EXERCISE DESCRIPTION:
Filter the records for lines holding the string "толщина".

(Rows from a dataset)
···

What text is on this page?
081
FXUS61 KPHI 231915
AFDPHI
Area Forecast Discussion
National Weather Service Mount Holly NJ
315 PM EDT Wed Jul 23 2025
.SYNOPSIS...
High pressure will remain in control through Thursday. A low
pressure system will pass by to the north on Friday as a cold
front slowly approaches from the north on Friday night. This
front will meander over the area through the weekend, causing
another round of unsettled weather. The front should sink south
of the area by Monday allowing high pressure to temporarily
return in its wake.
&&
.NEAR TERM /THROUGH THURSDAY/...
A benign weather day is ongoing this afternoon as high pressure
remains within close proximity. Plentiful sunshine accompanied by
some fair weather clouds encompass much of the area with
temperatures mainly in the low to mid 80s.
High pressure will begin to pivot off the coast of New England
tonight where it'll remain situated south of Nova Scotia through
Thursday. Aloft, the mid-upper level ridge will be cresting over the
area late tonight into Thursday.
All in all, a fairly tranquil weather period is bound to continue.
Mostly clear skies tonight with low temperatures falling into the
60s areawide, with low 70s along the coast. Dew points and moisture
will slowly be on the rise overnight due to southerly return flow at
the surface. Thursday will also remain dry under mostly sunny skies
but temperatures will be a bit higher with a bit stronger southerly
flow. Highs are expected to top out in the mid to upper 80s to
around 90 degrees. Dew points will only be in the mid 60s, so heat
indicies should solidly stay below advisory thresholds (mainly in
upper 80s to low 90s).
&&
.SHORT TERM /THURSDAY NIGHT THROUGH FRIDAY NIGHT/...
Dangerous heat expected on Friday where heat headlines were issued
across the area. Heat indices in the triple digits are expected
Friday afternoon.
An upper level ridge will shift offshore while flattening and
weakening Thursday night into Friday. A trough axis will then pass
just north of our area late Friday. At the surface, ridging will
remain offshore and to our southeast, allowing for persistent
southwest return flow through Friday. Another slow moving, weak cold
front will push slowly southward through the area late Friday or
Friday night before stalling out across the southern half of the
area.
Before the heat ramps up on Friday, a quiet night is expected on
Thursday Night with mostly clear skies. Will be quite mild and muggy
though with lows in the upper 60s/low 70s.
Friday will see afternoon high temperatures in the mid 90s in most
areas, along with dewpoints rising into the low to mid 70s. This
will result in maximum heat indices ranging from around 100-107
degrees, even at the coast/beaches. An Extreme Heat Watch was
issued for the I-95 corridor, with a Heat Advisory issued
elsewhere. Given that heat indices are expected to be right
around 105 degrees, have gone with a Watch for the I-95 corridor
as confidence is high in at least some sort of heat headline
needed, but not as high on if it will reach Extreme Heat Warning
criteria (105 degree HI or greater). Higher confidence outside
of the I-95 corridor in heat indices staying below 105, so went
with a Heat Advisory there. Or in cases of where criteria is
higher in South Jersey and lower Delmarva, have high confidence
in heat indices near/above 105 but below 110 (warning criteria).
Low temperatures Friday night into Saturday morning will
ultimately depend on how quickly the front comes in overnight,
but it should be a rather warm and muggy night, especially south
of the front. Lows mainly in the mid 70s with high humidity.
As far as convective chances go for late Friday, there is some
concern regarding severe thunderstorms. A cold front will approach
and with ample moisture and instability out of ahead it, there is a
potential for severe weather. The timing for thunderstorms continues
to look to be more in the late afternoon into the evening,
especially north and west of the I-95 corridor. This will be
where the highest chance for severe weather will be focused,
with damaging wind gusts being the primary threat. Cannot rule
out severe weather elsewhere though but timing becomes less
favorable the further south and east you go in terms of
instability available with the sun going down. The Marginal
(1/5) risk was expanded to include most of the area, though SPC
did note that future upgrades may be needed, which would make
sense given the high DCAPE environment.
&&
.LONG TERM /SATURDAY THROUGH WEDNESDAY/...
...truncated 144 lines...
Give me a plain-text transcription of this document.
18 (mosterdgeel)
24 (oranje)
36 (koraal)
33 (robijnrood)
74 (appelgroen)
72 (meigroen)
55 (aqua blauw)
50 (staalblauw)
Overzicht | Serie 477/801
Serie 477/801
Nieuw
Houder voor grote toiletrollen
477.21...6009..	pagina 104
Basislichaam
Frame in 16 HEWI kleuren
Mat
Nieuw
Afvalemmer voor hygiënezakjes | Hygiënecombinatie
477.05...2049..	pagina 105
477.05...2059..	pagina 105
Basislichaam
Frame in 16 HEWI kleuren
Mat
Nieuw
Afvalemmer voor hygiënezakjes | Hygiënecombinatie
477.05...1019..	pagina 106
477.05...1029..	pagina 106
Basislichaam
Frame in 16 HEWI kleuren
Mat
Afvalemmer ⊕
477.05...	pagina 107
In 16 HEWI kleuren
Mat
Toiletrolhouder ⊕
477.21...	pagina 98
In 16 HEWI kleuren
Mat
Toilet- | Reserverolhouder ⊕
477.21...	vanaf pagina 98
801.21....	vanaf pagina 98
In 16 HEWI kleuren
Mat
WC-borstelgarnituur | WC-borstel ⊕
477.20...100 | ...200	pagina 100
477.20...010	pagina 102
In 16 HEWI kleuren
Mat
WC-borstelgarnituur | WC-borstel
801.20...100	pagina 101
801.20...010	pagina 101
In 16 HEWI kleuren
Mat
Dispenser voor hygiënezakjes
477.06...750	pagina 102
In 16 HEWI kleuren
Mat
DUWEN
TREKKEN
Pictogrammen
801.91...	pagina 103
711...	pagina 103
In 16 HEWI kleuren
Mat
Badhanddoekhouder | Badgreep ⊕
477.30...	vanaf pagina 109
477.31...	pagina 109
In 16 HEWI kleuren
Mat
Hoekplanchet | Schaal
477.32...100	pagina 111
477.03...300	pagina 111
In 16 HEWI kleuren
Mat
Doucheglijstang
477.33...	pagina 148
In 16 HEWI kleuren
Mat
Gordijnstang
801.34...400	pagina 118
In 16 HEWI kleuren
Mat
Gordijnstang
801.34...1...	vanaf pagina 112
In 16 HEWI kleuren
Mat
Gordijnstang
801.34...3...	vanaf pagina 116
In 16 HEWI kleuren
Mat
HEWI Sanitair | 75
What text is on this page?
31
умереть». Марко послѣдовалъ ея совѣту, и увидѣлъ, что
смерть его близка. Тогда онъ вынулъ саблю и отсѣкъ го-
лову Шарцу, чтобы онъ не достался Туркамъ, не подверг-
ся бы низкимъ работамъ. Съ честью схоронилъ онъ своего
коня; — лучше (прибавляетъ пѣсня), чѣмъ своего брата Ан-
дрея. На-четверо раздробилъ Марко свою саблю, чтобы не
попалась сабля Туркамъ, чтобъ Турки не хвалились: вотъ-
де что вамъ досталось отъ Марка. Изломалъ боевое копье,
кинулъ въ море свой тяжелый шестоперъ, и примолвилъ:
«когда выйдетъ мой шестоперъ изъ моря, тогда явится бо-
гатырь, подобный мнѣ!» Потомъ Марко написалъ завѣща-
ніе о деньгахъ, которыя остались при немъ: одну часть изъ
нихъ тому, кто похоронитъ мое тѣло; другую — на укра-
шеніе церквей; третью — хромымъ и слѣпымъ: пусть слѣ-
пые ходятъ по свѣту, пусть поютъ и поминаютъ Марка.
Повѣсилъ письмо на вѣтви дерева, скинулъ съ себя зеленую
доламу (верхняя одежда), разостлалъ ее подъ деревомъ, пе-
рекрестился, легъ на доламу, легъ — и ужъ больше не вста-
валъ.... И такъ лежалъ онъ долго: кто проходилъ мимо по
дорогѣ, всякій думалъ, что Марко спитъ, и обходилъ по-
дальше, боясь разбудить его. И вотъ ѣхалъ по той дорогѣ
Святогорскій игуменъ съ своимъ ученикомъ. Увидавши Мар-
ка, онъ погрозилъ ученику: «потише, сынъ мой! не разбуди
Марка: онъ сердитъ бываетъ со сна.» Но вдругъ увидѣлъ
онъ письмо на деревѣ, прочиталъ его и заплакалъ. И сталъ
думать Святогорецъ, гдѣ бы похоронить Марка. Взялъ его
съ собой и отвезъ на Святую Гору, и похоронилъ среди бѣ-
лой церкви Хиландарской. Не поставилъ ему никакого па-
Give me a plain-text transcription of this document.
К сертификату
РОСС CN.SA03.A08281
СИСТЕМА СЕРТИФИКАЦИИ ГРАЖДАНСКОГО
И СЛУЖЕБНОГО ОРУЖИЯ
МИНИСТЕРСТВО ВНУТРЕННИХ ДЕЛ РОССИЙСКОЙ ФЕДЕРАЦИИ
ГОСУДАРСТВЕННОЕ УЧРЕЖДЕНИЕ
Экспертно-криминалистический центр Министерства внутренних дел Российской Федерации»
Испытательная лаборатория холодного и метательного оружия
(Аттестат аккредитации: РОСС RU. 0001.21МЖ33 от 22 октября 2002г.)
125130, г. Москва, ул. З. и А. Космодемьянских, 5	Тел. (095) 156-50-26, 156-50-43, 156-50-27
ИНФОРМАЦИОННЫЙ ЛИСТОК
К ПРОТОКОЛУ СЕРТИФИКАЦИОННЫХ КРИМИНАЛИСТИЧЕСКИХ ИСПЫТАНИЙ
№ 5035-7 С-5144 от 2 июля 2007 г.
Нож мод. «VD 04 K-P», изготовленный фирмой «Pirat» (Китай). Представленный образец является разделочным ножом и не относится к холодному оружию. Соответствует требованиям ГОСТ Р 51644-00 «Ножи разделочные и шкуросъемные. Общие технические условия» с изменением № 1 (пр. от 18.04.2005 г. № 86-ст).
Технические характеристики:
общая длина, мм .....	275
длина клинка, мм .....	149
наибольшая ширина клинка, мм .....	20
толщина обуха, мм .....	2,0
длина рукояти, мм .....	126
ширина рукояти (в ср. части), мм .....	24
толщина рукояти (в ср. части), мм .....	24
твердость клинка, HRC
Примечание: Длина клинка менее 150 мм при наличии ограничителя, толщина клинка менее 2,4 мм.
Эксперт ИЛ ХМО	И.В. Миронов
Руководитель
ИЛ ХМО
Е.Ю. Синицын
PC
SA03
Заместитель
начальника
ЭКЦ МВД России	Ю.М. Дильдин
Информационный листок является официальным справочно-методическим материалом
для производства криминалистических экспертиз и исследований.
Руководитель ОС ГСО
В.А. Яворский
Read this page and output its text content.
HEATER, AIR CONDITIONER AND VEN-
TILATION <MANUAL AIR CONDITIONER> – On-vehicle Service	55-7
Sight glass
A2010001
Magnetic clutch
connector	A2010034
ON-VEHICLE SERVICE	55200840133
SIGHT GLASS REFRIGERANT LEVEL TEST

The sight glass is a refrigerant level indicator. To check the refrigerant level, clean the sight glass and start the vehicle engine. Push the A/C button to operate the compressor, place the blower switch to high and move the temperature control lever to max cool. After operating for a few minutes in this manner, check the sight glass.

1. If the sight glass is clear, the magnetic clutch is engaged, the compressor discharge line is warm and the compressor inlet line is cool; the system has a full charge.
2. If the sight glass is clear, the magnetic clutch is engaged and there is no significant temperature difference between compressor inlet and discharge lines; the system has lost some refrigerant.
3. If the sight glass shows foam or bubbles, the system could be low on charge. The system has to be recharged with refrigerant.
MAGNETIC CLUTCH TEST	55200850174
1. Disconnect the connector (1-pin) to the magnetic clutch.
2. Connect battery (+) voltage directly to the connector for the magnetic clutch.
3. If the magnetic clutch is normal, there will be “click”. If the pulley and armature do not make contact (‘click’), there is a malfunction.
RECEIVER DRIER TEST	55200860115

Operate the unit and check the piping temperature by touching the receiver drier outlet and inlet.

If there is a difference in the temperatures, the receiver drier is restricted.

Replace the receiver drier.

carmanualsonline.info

···

EXPECTED ANSWER:
толщина обуха, мм .....	2,0
толщина рукояти (в ср. части), мм .....	24
Примечание: Длина клинка менее 150 мм при наличии ограничителя, толщина клинка менее 2,4 мм.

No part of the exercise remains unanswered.